**PROBLEM:**
Reproduce all the material exactly, minus any pictures it holds.

**RAW RECORDS:**
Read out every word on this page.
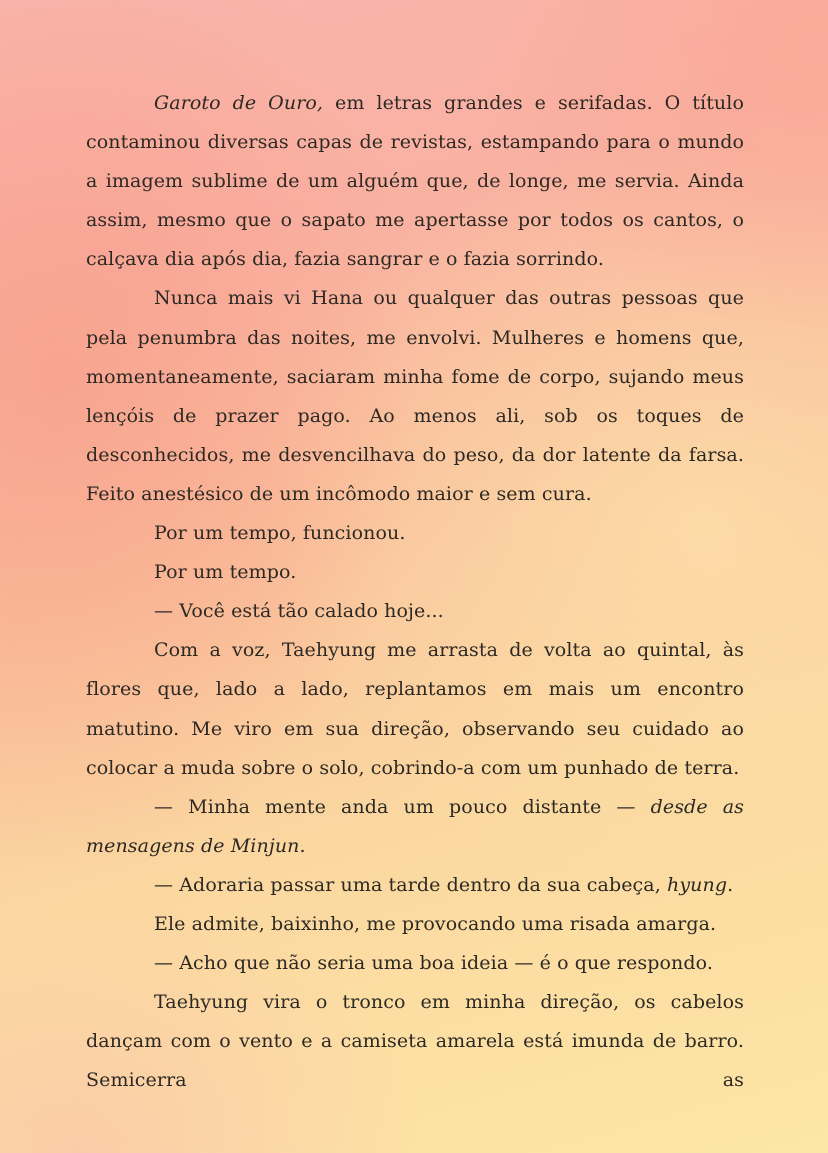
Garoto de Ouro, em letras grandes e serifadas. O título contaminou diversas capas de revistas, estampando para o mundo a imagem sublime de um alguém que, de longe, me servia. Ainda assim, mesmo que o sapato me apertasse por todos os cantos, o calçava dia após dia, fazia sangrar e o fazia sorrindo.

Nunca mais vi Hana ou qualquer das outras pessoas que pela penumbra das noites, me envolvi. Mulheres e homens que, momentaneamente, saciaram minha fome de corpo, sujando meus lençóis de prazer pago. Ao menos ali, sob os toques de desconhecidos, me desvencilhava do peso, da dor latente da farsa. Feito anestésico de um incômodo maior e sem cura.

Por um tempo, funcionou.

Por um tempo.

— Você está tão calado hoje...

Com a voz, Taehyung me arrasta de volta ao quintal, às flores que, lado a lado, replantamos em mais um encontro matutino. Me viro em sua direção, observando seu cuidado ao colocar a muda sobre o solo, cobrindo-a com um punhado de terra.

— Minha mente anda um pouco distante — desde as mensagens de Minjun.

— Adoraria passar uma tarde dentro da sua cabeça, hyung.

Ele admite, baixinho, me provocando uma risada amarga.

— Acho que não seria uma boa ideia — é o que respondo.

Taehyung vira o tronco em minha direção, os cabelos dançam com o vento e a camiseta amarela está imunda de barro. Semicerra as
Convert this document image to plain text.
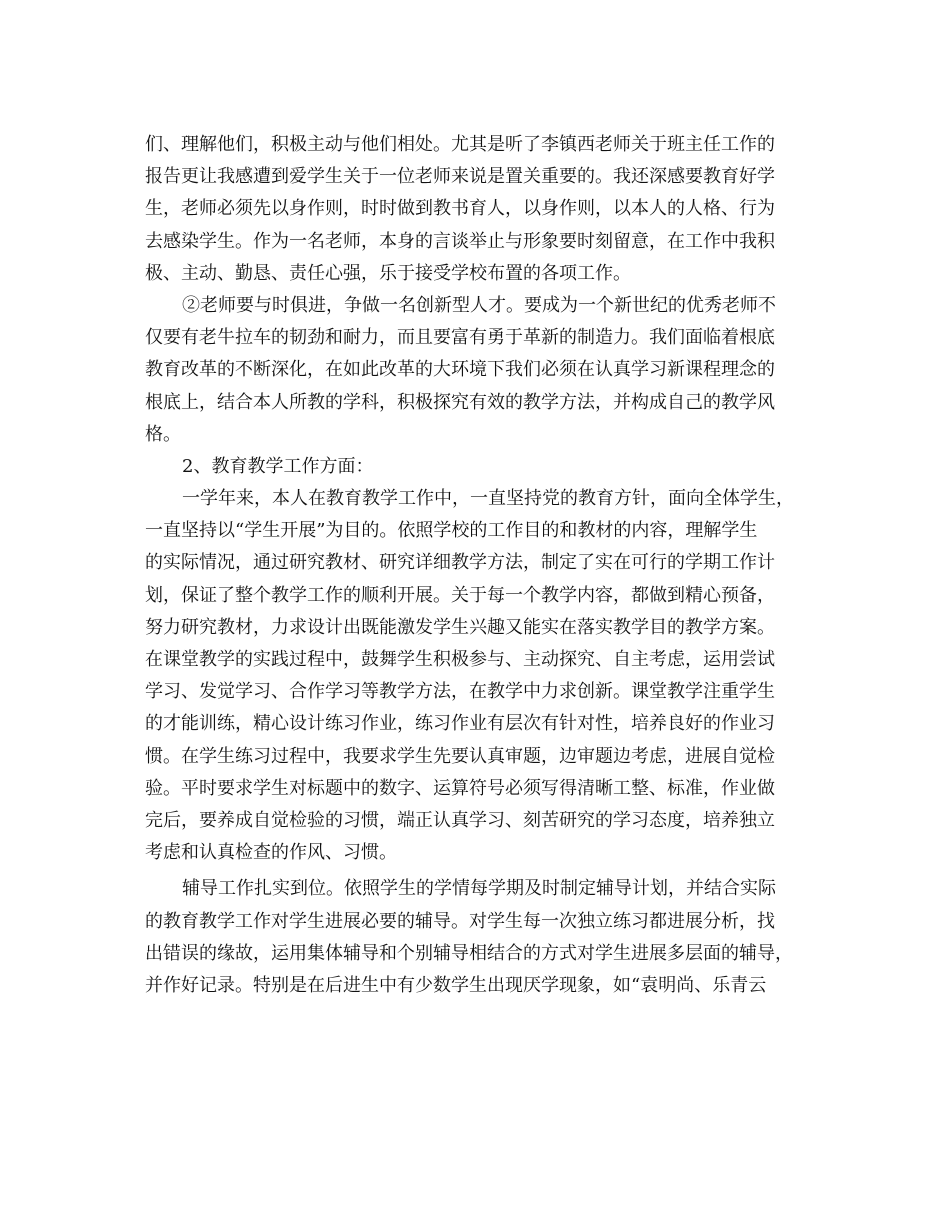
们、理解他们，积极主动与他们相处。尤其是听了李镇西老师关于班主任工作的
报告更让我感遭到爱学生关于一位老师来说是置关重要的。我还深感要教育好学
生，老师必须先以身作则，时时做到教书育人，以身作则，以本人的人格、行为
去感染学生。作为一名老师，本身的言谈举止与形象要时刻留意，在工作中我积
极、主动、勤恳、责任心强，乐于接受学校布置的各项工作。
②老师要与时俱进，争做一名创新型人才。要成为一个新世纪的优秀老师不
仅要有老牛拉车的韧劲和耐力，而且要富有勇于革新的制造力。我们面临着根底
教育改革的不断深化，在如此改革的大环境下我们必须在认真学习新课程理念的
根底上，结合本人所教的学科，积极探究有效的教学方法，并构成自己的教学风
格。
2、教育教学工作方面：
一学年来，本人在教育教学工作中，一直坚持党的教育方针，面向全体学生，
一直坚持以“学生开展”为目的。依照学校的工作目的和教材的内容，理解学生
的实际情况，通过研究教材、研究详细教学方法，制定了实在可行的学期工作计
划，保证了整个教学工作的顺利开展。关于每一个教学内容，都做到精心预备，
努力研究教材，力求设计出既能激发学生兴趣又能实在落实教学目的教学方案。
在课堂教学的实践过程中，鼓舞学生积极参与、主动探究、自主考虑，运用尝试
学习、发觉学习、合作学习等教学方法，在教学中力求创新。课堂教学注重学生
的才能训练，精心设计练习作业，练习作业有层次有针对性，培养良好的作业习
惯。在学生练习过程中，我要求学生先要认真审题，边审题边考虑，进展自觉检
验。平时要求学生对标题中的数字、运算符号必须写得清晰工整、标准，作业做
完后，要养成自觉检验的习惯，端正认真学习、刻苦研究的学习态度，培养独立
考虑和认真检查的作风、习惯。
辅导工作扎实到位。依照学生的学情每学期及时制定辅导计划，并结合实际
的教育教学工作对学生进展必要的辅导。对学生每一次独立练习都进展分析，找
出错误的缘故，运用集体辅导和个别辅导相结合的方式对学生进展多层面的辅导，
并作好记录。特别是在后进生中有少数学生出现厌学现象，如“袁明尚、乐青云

**WRITTEN RESPONSE:**
Read out every word on this page.
Garoto de Ouro, em letras grandes e serifadas. O título contaminou diversas capas de revistas, estampando para o mundo a imagem sublime de um alguém que, de longe, me servia. Ainda assim, mesmo que o sapato me apertasse por todos os cantos, o calçava dia após dia, fazia sangrar e o fazia sorrindo.

Nunca mais vi Hana ou qualquer das outras pessoas que pela penumbra das noites, me envolvi. Mulheres e homens que, momentaneamente, saciaram minha fome de corpo, sujando meus lençóis de prazer pago. Ao menos ali, sob os toques de desconhecidos, me desvencilhava do peso, da dor latente da farsa. Feito anestésico de um incômodo maior e sem cura.

Por um tempo, funcionou.

Por um tempo.

— Você está tão calado hoje...

Com a voz, Taehyung me arrasta de volta ao quintal, às flores que, lado a lado, replantamos em mais um encontro matutino. Me viro em sua direção, observando seu cuidado ao colocar a muda sobre o solo, cobrindo-a com um punhado de terra.

— Minha mente anda um pouco distante — desde as mensagens de Minjun.

— Adoraria passar uma tarde dentro da sua cabeça, hyung.

Ele admite, baixinho, me provocando uma risada amarga.

— Acho que não seria uma boa ideia — é o que respondo.

Taehyung vira o tronco em minha direção, os cabelos dançam com o vento e a camiseta amarela está imunda de barro. Semicerra as
Convert this document image to plain text.
们、理解他们，积极主动与他们相处。尤其是听了李镇西老师关于班主任工作的
报告更让我感遭到爱学生关于一位老师来说是置关重要的。我还深感要教育好学
生，老师必须先以身作则，时时做到教书育人，以身作则，以本人的人格、行为
去感染学生。作为一名老师，本身的言谈举止与形象要时刻留意，在工作中我积
极、主动、勤恳、责任心强，乐于接受学校布置的各项工作。
②老师要与时俱进，争做一名创新型人才。要成为一个新世纪的优秀老师不
仅要有老牛拉车的韧劲和耐力，而且要富有勇于革新的制造力。我们面临着根底
教育改革的不断深化，在如此改革的大环境下我们必须在认真学习新课程理念的
根底上，结合本人所教的学科，积极探究有效的教学方法，并构成自己的教学风
格。
2、教育教学工作方面：
一学年来，本人在教育教学工作中，一直坚持党的教育方针，面向全体学生，
一直坚持以“学生开展”为目的。依照学校的工作目的和教材的内容，理解学生
的实际情况，通过研究教材、研究详细教学方法，制定了实在可行的学期工作计
划，保证了整个教学工作的顺利开展。关于每一个教学内容，都做到精心预备，
努力研究教材，力求设计出既能激发学生兴趣又能实在落实教学目的教学方案。
在课堂教学的实践过程中，鼓舞学生积极参与、主动探究、自主考虑，运用尝试
学习、发觉学习、合作学习等教学方法，在教学中力求创新。课堂教学注重学生
的才能训练，精心设计练习作业，练习作业有层次有针对性，培养良好的作业习
惯。在学生练习过程中，我要求学生先要认真审题，边审题边考虑，进展自觉检
验。平时要求学生对标题中的数字、运算符号必须写得清晰工整、标准，作业做
完后，要养成自觉检验的习惯，端正认真学习、刻苦研究的学习态度，培养独立
考虑和认真检查的作风、习惯。
辅导工作扎实到位。依照学生的学情每学期及时制定辅导计划，并结合实际
的教育教学工作对学生进展必要的辅导。对学生每一次独立练习都进展分析，找
出错误的缘故，运用集体辅导和个别辅导相结合的方式对学生进展多层面的辅导，
并作好记录。特别是在后进生中有少数学生出现厌学现象，如“袁明尚、乐青云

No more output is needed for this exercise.